Short task: Transcribe the listing verbatim. Do not carry over any pictures.

Records contained in a dataset:
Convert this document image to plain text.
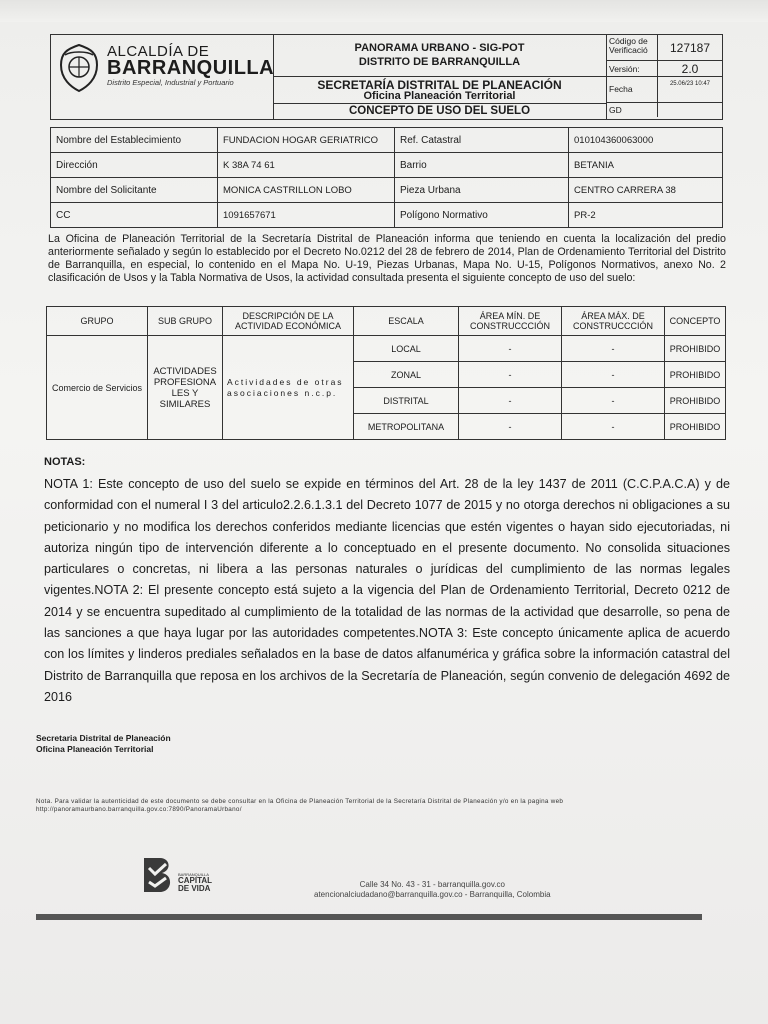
ALCALDÍA DE
BARRANQUILLA
Distrito Especial, Industrial y Portuario
PANORAMA URBANO - SIG-POT
DISTRITO DE BARRANQUILLA
SECRETARÍA DISTRITAL DE PLANEACIÓN
Oficina Planeación Territorial
CONCEPTO DE USO DEL SUELO
Código de Verificació	127187
Versión:	2.0
Fecha	25.06/23 10:47
GD
Nombre del Establecimiento	FUNDACION HOGAR GERIATRICO	Ref. Catastral	010104360063000
Dirección	K 38A 74 61	Barrio	BETANIA
Nombre del Solicitante	MONICA CASTRILLON LOBO	Pieza Urbana	CENTRO CARRERA 38
CC	1091657671	Polígono Normativo	PR-2
La Oficina de Planeación Territorial de la Secretaría Distrital de Planeación informa que teniendo en cuenta la localización del predio anteriormente señalado y según lo establecido por el Decreto No.0212 del 28 de febrero de 2014, Plan de Ordenamiento Territorial del Distrito de Barranquilla, en especial, lo contenido en el Mapa No. U-19, Piezas Urbanas, Mapa No. U-15, Polígonos Normativos, anexo No. 2 clasificación de Usos y la Tabla Normativa de Usos, la actividad consultada presenta el siguiente concepto de uso del suelo:
GRUPO	SUB GRUPO	DESCRIPCIÓN DE LA ACTIVIDAD ECONÓMICA	ESCALA	ÁREA MÍN. DE CONSTRUCCCIÓN	ÁREA MÁX. DE CONSTRUCCCIÓN	CONCEPTO
Comercio de Servicios	ACTIVIDADES PROFESIONA LES Y SIMILARES	Actividades de otras asociaciones n.c.p.	LOCAL	-	-	PROHIBIDO
			ZONAL	-	-	PROHIBIDO
			DISTRITAL	-	-	PROHIBIDO
			METROPOLITANA	-	-	PROHIBIDO
NOTAS:
NOTA 1: Este concepto de uso del suelo se expide en términos del Art. 28 de la ley 1437 de 2011 (C.C.P.A.C.A) y de conformidad con el numeral I 3 del articulo2.2.6.1.3.1 del Decreto 1077 de 2015 y no otorga derechos ni obligaciones a su peticionario y no modifica los derechos conferidos mediante licencias que estén vigentes o hayan sido ejecutoriadas, ni autoriza ningún tipo de intervención diferente a lo conceptuado en el presente documento. No consolida situaciones particulares o concretas, ni libera a las personas naturales o jurídicas del cumplimiento de las normas legales vigentes.NOTA 2: El presente concepto está sujeto a la vigencia del Plan de Ordenamiento Territorial, Decreto 0212 de 2014 y se encuentra supeditado al cumplimiento de la totalidad de las normas de la actividad que desarrolle, so pena de las sanciones a que haya lugar por las autoridades competentes.NOTA 3: Este concepto únicamente aplica de acuerdo con los límites y linderos prediales señalados en la base de datos alfanumérica y gráfica sobre la información catastral del Distrito de Barranquilla que reposa en los archivos de la Secretaría de Planeación, según convenio de delegación 4692 de 2016
Secretaria Distrital de Planeación
Oficina Planeación Territorial
Nota. Para validar la autenticidad de este documento se debe consultar en la Oficina de Planeación Territorial de la Secretaría Distrital de Planeación y/o en la pagina web http://panoramaurbano.barranquilla.gov.co:7890/PanoramaUrbano/
BARRANQUILLA
CAPITAL
DE VIDA	Calle 34 No. 43 - 31 - barranquilla.gov.co
atencionalciudadano@barranquilla.gov.co - Barranquilla, Colombia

Complete answer:
Convert this document image to plain text.
ALCALDÍA DE
BARRANQUILLA
Distrito Especial, Industrial y Portuario
PANORAMA URBANO - SIG-POT
DISTRITO DE BARRANQUILLA
SECRETARÍA DISTRITAL DE PLANEACIÓN
Oficina Planeación Territorial
CONCEPTO DE USO DEL SUELO
Código de Verificació	127187
Versión:	2.0
Fecha	25.06/23 10:47
GD
Nombre del Establecimiento	FUNDACION HOGAR GERIATRICO	Ref. Catastral	010104360063000
Dirección	K 38A 74 61	Barrio	BETANIA
Nombre del Solicitante	MONICA CASTRILLON LOBO	Pieza Urbana	CENTRO CARRERA 38
CC	1091657671	Polígono Normativo	PR-2
La Oficina de Planeación Territorial de la Secretaría Distrital de Planeación informa que teniendo en cuenta la localización del predio anteriormente señalado y según lo establecido por el Decreto No.0212 del 28 de febrero de 2014, Plan de Ordenamiento Territorial del Distrito de Barranquilla, en especial, lo contenido en el Mapa No. U-19, Piezas Urbanas, Mapa No. U-15, Polígonos Normativos, anexo No. 2 clasificación de Usos y la Tabla Normativa de Usos, la actividad consultada presenta el siguiente concepto de uso del suelo:
GRUPO	SUB GRUPO	DESCRIPCIÓN DE LA ACTIVIDAD ECONÓMICA	ESCALA	ÁREA MÍN. DE CONSTRUCCCIÓN	ÁREA MÁX. DE CONSTRUCCCIÓN	CONCEPTO
Comercio de Servicios	ACTIVIDADES PROFESIONA LES Y SIMILARES	Actividades de otras asociaciones n.c.p.	LOCAL	-	-	PROHIBIDO
			ZONAL	-	-	PROHIBIDO
			DISTRITAL	-	-	PROHIBIDO
			METROPOLITANA	-	-	PROHIBIDO
NOTAS:
NOTA 1: Este concepto de uso del suelo se expide en términos del Art. 28 de la ley 1437 de 2011 (C.C.P.A.C.A) y de conformidad con el numeral I 3 del articulo2.2.6.1.3.1 del Decreto 1077 de 2015 y no otorga derechos ni obligaciones a su peticionario y no modifica los derechos conferidos mediante licencias que estén vigentes o hayan sido ejecutoriadas, ni autoriza ningún tipo de intervención diferente a lo conceptuado en el presente documento. No consolida situaciones particulares o concretas, ni libera a las personas naturales o jurídicas del cumplimiento de las normas legales vigentes.NOTA 2: El presente concepto está sujeto a la vigencia del Plan de Ordenamiento Territorial, Decreto 0212 de 2014 y se encuentra supeditado al cumplimiento de la totalidad de las normas de la actividad que desarrolle, so pena de las sanciones a que haya lugar por las autoridades competentes.NOTA 3: Este concepto únicamente aplica de acuerdo con los límites y linderos prediales señalados en la base de datos alfanumérica y gráfica sobre la información catastral del Distrito de Barranquilla que reposa en los archivos de la Secretaría de Planeación, según convenio de delegación 4692 de 2016
Secretaria Distrital de Planeación
Oficina Planeación Territorial
Nota. Para validar la autenticidad de este documento se debe consultar en la Oficina de Planeación Territorial de la Secretaría Distrital de Planeación y/o en la pagina web http://panoramaurbano.barranquilla.gov.co:7890/PanoramaUrbano/
BARRANQUILLA
CAPITAL
DE VIDA	Calle 34 No. 43 - 31 - barranquilla.gov.co
atencionalciudadano@barranquilla.gov.co - Barranquilla, Colombia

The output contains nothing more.